§ Your goal:
Track down the lines that contain "distancia" and copy them.
*-*-*
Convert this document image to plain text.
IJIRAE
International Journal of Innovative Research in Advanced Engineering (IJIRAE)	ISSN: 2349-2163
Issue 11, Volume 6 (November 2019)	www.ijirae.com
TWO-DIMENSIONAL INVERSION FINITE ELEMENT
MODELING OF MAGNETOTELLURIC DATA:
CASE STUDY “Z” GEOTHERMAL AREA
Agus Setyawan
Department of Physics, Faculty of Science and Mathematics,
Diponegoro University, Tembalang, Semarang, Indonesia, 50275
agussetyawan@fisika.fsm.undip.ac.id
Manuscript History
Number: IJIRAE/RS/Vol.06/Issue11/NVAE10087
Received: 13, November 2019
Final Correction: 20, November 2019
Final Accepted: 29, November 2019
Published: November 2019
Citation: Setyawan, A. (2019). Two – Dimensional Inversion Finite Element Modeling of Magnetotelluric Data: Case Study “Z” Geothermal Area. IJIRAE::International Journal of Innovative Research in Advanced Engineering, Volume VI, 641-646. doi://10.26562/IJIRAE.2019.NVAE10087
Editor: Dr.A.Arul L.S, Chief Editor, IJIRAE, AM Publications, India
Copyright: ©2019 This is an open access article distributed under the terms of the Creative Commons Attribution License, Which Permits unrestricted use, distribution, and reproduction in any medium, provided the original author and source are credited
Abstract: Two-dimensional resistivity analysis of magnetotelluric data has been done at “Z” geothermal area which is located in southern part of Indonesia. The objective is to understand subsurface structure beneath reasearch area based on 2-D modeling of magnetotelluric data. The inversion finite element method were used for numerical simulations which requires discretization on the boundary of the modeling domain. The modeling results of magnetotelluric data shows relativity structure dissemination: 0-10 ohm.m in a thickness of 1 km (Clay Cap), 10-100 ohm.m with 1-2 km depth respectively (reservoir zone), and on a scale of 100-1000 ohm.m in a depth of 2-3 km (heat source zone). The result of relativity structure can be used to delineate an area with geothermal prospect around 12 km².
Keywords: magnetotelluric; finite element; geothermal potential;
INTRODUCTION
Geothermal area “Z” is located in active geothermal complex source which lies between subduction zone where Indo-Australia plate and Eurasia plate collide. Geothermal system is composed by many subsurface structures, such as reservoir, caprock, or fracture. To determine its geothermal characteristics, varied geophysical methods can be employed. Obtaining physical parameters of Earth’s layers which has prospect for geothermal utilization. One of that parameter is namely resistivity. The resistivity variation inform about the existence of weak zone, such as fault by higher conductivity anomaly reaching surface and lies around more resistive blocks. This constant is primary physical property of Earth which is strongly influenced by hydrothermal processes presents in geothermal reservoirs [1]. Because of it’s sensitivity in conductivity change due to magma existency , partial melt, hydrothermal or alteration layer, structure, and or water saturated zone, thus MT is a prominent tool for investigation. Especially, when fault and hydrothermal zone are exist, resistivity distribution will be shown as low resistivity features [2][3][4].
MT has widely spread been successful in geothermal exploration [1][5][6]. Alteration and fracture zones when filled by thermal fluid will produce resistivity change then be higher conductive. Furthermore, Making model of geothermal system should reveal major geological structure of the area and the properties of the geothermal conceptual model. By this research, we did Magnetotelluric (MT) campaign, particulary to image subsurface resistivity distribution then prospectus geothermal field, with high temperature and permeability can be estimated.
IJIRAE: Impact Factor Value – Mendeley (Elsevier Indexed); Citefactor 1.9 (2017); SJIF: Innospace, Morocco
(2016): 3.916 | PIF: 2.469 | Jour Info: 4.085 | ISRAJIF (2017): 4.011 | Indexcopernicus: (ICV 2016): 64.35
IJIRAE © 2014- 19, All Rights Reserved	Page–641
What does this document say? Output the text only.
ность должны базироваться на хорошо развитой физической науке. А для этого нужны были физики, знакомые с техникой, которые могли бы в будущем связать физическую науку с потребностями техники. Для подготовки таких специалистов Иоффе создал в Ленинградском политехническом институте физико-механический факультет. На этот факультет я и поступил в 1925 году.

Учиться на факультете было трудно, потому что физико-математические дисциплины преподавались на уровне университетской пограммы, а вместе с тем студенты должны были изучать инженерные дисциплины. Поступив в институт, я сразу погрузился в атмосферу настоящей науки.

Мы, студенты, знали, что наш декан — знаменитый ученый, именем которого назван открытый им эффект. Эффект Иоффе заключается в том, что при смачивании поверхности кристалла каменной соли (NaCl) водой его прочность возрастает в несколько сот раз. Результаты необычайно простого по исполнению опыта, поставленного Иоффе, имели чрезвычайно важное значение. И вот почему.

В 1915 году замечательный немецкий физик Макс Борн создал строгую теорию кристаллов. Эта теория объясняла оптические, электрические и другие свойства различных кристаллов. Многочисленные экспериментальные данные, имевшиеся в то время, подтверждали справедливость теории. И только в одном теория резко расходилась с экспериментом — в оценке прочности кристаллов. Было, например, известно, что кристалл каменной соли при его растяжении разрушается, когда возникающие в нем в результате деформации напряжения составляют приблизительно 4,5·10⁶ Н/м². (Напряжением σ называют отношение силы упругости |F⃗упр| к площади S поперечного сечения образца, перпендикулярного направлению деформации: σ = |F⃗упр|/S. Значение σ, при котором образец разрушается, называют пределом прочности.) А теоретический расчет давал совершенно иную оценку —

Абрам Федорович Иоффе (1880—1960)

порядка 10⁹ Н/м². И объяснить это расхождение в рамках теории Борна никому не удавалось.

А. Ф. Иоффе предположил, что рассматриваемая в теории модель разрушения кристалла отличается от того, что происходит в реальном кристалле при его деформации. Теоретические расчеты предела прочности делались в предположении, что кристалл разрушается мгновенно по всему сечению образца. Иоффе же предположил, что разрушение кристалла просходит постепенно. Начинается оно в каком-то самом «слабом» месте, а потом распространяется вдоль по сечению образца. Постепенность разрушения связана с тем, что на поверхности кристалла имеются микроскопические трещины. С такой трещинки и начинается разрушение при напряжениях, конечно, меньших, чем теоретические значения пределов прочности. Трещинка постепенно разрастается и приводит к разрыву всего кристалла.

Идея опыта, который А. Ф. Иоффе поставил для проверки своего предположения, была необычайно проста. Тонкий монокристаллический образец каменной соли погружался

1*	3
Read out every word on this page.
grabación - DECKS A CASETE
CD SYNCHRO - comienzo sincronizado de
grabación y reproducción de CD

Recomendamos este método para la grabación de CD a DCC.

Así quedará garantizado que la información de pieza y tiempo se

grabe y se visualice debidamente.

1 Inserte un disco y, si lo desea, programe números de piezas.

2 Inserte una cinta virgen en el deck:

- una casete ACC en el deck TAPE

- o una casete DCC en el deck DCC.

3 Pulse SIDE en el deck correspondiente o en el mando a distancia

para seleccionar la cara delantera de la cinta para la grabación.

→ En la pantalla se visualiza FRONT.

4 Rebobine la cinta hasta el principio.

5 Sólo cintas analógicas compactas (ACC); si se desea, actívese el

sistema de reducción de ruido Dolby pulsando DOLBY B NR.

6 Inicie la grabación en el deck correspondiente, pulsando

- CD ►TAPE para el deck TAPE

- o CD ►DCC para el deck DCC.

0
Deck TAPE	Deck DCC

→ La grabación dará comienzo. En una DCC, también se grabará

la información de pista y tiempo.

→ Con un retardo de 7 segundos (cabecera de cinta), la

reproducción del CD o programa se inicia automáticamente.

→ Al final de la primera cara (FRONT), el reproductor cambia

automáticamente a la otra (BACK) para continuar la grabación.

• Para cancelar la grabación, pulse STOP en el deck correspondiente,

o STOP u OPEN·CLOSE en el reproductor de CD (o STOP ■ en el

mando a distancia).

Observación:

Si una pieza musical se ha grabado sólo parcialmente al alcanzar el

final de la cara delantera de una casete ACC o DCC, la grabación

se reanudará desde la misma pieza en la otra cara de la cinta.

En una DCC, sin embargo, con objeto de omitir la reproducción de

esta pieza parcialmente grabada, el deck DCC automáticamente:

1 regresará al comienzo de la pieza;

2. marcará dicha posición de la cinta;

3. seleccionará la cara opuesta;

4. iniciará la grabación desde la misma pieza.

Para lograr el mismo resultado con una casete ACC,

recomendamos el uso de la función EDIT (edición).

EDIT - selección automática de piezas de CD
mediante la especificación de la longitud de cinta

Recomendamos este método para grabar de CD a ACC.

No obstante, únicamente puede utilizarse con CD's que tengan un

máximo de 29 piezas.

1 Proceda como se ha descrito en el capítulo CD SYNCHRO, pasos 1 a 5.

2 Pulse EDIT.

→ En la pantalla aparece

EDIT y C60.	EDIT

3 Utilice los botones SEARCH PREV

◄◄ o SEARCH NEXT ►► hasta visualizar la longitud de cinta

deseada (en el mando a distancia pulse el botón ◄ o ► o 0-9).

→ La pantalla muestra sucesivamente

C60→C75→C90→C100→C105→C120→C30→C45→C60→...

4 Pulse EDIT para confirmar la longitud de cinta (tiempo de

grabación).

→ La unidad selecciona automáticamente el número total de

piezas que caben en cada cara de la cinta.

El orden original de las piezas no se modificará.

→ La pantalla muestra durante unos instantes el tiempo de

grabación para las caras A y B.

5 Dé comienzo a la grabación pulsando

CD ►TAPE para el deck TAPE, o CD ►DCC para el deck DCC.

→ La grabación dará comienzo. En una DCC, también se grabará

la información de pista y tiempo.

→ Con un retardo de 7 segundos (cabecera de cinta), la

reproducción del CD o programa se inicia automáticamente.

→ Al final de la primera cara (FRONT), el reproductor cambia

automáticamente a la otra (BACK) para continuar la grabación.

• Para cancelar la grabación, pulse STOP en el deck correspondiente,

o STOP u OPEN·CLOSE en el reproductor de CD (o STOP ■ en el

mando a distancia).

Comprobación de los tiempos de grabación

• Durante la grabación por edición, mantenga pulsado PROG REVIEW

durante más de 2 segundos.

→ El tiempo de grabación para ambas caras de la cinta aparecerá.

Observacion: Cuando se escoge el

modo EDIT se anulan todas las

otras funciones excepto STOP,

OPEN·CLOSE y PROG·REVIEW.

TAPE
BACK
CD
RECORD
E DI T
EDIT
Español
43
*-*-*
§ Reply:
3 Pulse SIDE en el deck correspondiente o en el mando a distancia
mando a distancia).
deseada (en el mando a distancia pulse el botón ◄ o ► o 0-9).
mando a distancia).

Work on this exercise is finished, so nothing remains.